Please render every line of the items below as a Markdown table with the columns "Line no." and "Item text", skipping any blank lines.

=== Rows ===

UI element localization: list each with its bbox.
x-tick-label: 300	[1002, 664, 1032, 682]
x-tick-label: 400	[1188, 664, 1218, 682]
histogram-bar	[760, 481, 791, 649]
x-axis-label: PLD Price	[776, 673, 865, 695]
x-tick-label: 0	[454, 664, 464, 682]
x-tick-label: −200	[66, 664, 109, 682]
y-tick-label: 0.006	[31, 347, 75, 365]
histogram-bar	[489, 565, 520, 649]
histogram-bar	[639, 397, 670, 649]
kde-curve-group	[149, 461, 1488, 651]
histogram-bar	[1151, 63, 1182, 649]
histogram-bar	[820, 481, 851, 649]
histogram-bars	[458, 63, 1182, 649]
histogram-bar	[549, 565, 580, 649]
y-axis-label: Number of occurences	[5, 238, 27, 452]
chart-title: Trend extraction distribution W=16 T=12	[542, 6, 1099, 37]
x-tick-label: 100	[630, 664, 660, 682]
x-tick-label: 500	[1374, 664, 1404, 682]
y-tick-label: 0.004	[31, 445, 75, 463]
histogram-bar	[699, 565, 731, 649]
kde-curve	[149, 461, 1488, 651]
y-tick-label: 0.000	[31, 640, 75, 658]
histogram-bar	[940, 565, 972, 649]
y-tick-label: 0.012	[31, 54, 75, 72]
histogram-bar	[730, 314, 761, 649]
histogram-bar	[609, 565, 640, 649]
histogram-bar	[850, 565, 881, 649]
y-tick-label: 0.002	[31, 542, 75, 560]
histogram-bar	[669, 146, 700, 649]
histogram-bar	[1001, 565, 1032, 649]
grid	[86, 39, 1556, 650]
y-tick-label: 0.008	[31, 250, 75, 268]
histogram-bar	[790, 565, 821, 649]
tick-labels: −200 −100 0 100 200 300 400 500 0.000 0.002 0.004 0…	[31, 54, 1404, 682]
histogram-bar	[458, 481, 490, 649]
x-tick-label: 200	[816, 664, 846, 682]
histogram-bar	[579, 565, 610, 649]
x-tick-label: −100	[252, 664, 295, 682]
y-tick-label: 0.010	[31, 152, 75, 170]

===

Correct output
| Line no. | Item text |
|---|---|
| 1 | UI element localization: list each with its bbox. |
| 2 | x-tick-label: 300	[1002, 664, 1032, 682] |
| 3 | x-tick-label: 400	[1188, 664, 1218, 682] |
| 4 | histogram-bar	[760, 481, 791, 649] |
| 5 | x-axis-label: PLD Price	[776, 673, 865, 695] |
| 6 | x-tick-label: 0	[454, 664, 464, 682] |
| 7 | x-tick-label: −200	[66, 664, 109, 682] |
| 8 | y-tick-label: 0.006	[31, 347, 75, 365] |
| 9 | histogram-bar	[489, 565, 520, 649] |
| 10 | histogram-bar	[639, 397, 670, 649] |
| 11 | kde-curve-group	[149, 461, 1488, 651] |
| 12 | histogram-bar	[1151, 63, 1182, 649] |
| 13 | histogram-bar	[820, 481, 851, 649] |
| 14 | histogram-bars	[458, 63, 1182, 649] |
| 15 | histogram-bar	[549, 565, 580, 649] |
| 16 | y-axis-label: Number of occurences	[5, 238, 27, 452] |
| 17 | chart-title: Trend extraction distribution W=16 T=12	[542, 6, 1099, 37] |
| 18 | x-tick-label: 100	[630, 664, 660, 682] |
| 19 | x-tick-label: 500	[1374, 664, 1404, 682] |
| 20 | y-tick-label: 0.004	[31, 445, 75, 463] |
| 21 | histogram-bar	[699, 565, 731, 649] |
| 22 | kde-curve	[149, 461, 1488, 651] |
| 23 | y-tick-label: 0.000	[31, 640, 75, 658] |
| 24 | histogram-bar	[940, 565, 972, 649] |
| 25 | y-tick-label: 0.012	[31, 54, 75, 72] |
| 26 | histogram-bar	[730, 314, 761, 649] |
| 27 | histogram-bar	[609, 565, 640, 649] |
| 28 | histogram-bar	[850, 565, 881, 649] |
| 29 | y-tick-label: 0.002	[31, 542, 75, 560] |
| 30 | histogram-bar	[669, 146, 700, 649] |
| 31 | histogram-bar	[1001, 565, 1032, 649] |
| 32 | grid	[86, 39, 1556, 650] |
| 33 | y-tick-label: 0.008	[31, 250, 75, 268] |
| 34 | histogram-bar	[790, 565, 821, 649] |
| 35 | tick-labels: −200 −100 0 100 200 300 400 500 0.000 0.002 0.004 0…	[31, 54, 1404, 682] |
| 36 | histogram-bar	[458, 481, 490, 649] |
| 37 | x-tick-label: 200	[816, 664, 846, 682] |
| 38 | histogram-bar	[579, 565, 610, 649] |
| 39 | x-tick-label: −100	[252, 664, 295, 682] |
| 40 | y-tick-label: 0.010	[31, 152, 75, 170] |